▽

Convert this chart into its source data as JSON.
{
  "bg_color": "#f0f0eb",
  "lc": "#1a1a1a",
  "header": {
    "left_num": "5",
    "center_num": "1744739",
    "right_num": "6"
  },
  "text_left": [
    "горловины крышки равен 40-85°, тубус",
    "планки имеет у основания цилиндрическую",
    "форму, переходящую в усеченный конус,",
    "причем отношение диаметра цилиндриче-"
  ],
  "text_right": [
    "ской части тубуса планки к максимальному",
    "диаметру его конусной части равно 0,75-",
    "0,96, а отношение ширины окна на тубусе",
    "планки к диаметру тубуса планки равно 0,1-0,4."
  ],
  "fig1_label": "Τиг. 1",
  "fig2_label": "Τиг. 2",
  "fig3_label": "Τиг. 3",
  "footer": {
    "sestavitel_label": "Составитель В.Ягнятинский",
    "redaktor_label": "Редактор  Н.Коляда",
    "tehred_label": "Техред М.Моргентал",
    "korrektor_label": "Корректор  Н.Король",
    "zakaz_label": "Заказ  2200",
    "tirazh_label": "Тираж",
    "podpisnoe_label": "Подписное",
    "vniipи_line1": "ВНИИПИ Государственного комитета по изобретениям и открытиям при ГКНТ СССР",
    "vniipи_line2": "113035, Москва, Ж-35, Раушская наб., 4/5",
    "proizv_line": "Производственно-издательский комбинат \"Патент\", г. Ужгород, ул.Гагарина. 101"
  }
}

△

• **What needs to be done**: Set down the listing in full, keeping every word exactly as it is.

• **Final result**:
Convert this chart into its source data as JSON.
{
  "bg_color": "#f0f0eb",
  "lc": "#1a1a1a",
  "header": {
    "left_num": "5",
    "center_num": "1744739",
    "right_num": "6"
  },
  "text_left": [
    "горловины крышки равен 40-85°, тубус",
    "планки имеет у основания цилиндрическую",
    "форму, переходящую в усеченный конус,",
    "причем отношение диаметра цилиндриче-"
  ],
  "text_right": [
    "ской части тубуса планки к максимальному",
    "диаметру его конусной части равно 0,75-",
    "0,96, а отношение ширины окна на тубусе",
    "планки к диаметру тубуса планки равно 0,1-0,4."
  ],
  "fig1_label": "Τиг. 1",
  "fig2_label": "Τиг. 2",
  "fig3_label": "Τиг. 3",
  "footer": {
    "sestavitel_label": "Составитель В.Ягнятинский",
    "redaktor_label": "Редактор  Н.Коляда",
    "tehred_label": "Техред М.Моргентал",
    "korrektor_label": "Корректор  Н.Король",
    "zakaz_label": "Заказ  2200",
    "tirazh_label": "Тираж",
    "podpisnoe_label": "Подписное",
    "vniipи_line1": "ВНИИПИ Государственного комитета по изобретениям и открытиям при ГКНТ СССР",
    "vniipи_line2": "113035, Москва, Ж-35, Раушская наб., 4/5",
    "proizv_line": "Производственно-издательский комбинат \"Патент\", г. Ужгород, ул.Гагарина. 101"
  }
}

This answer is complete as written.